[Exercise details]
Across all the lines below, how many contain the string "Carpeta"? Please reply with the number only.

[Material to process]

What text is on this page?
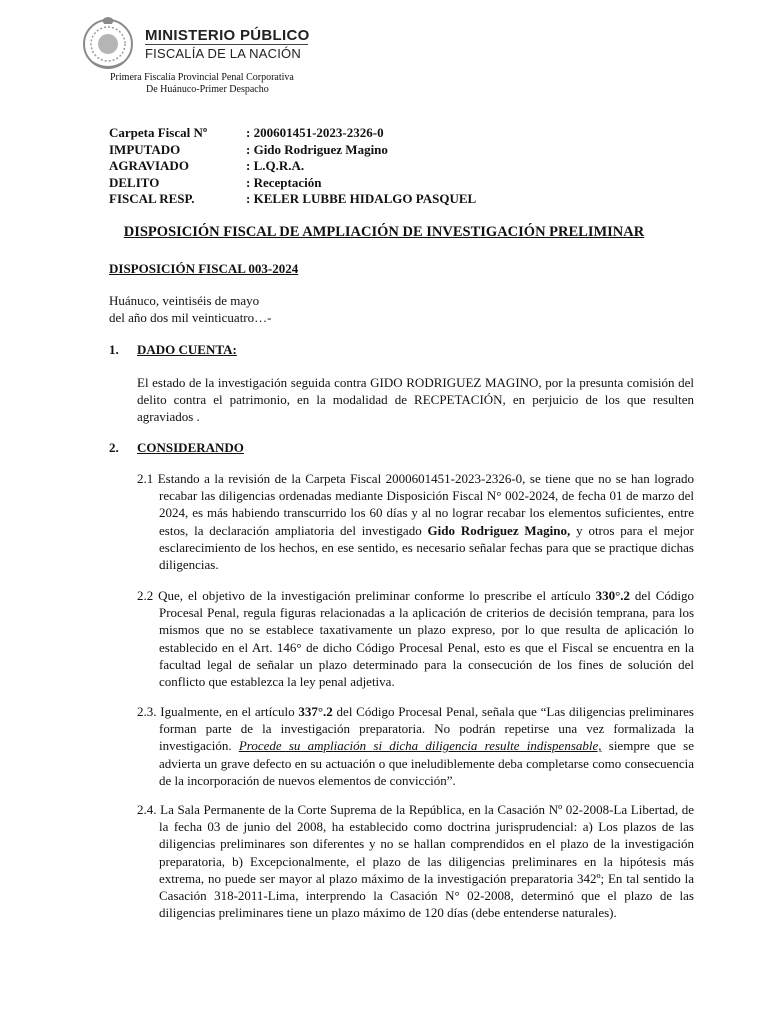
MINISTERIO PÚBLICO
FISCALÍA DE LA NACIÓN
Primera Fiscalía Provincial Penal Corporativa
De Huánuco-Primer Despacho
Carpeta Fiscal Nº	: 200601451-2023-2326-0
IMPUTADO	: Gido Rodriguez Magino
AGRAVIADO	: L.Q.R.A.
DELITO	: Receptación
FISCAL RESP.	: KELER LUBBE HIDALGO PASQUEL
DISPOSICIÓN FISCAL DE AMPLIACIÓN DE INVESTIGACIÓN PRELIMINAR
DISPOSICIÓN FISCAL 003-2024
Huánuco, veintiséis de mayo
del año dos mil veinticuatro…-
1.	DADO CUENTA:
El estado de la investigación seguida contra GIDO RODRIGUEZ MAGINO, por la presunta comisión del delito contra el patrimonio, en la modalidad de RECPETACIÓN, en perjuicio de los que resulten agraviados .
2.	CONSIDERANDO
2.1 Estando a la revisión de la Carpeta Fiscal 2000601451-2023-2326-0, se tiene que no se han logrado recabar las diligencias ordenadas mediante Disposición Fiscal N° 002-2024, de fecha 01 de marzo del 2024, es más habiendo transcurrido los 60 días y al no lograr recabar los elementos suficientes, entre estos, la declaración ampliatoria del investigado Gido Rodriguez Magino, y otros para el mejor esclarecimiento de los hechos, en ese sentido, es necesario señalar fechas para que se practique dichas diligencias.
2.2 Que, el objetivo de la investigación preliminar conforme lo prescribe el artículo 330°.2 del Código Procesal Penal, regula figuras relacionadas a la aplicación de criterios de decisión temprana, para los mismos que no se establece taxativamente un plazo expreso, por lo que resulta de aplicación lo establecido en el Art. 146° de dicho Código Procesal Penal, esto es que el Fiscal se encuentra en la facultad legal de señalar un plazo determinado para la consecución de los fines de solución del conflicto que establezca la ley penal adjetiva.
2.3. Igualmente, en el artículo 337°.2 del Código Procesal Penal, señala que “Las diligencias preliminares forman parte de la investigación preparatoria. No podrán repetirse una vez formalizada la investigación. Procede su ampliación si dicha diligencia resulte indispensable, siempre que se advierta un grave defecto en su actuación o que ineludiblemente deba completarse como consecuencia de la incorporación de nuevos elementos de convicción”.
2.4. La Sala Permanente de la Corte Suprema de la República, en la Casación Nº 02-2008-La Libertad, de la fecha 03 de junio del 2008, ha establecido como doctrina jurisprudencial: a) Los plazos de las diligencias preliminares son diferentes y no se hallan comprendidos en el plazo de la investigación preparatoria, b) Excepcionalmente, el plazo de las diligencias preliminares en la hipótesis más extrema, no puede ser mayor al plazo máximo de la investigación preparatoria 342º; En tal sentido la Casación 318-2011-Lima, interprendo la Casación N° 02-2008, determinó que el plazo de las diligencias preliminares tiene un plazo máximo de 120 días (debe entenderse naturales).
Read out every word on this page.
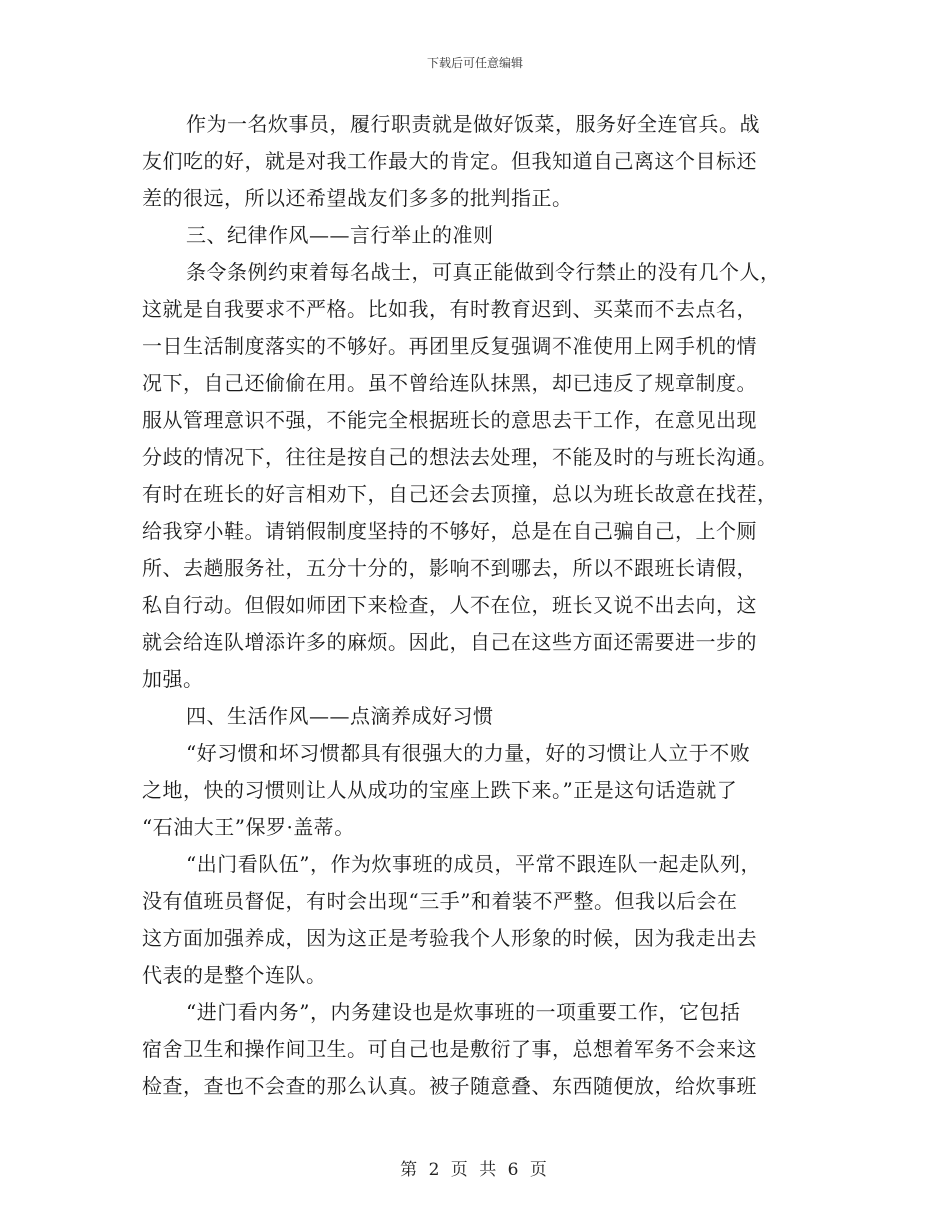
下载后可任意编辑
作为一名炊事员，履行职责就是做好饭菜，服务好全连官兵。战
友们吃的好，就是对我工作最大的肯定。但我知道自己离这个目标还
差的很远，所以还希望战友们多多的批判指正。
三、纪律作风——言行举止的准则
条令条例约束着每名战士，可真正能做到令行禁止的没有几个人，
这就是自我要求不严格。比如我，有时教育迟到、买菜而不去点名，
一日生活制度落实的不够好。再团里反复强调不准使用上网手机的情
况下，自己还偷偷在用。虽不曾给连队抹黑，却已违反了规章制度。
服从管理意识不强，不能完全根据班长的意思去干工作，在意见出现
分歧的情况下，往往是按自己的想法去处理，不能及时的与班长沟通。
有时在班长的好言相劝下，自己还会去顶撞，总以为班长故意在找茬，
给我穿小鞋。请销假制度坚持的不够好，总是在自己骗自己，上个厕
所、去趟服务社，五分十分的，影响不到哪去，所以不跟班长请假，
私自行动。但假如师团下来检查，人不在位，班长又说不出去向，这
就会给连队增添许多的麻烦。因此，自己在这些方面还需要进一步的
加强。
四、生活作风——点滴养成好习惯
“好习惯和坏习惯都具有很强大的力量，好的习惯让人立于不败
之地，快的习惯则让人从成功的宝座上跌下来。”正是这句话造就了
“石油大王”保罗·盖蒂。
“出门看队伍”，作为炊事班的成员，平常不跟连队一起走队列，
没有值班员督促，有时会出现“三手”和着装不严整。但我以后会在
这方面加强养成，因为这正是考验我个人形象的时候，因为我走出去
代表的是整个连队。
“进门看内务”，内务建设也是炊事班的一项重要工作，它包括
宿舍卫生和操作间卫生。可自己也是敷衍了事，总想着军务不会来这
检查，查也不会查的那么认真。被子随意叠、东西随便放，给炊事班
第 2 页 共 6 页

[Written answer]
2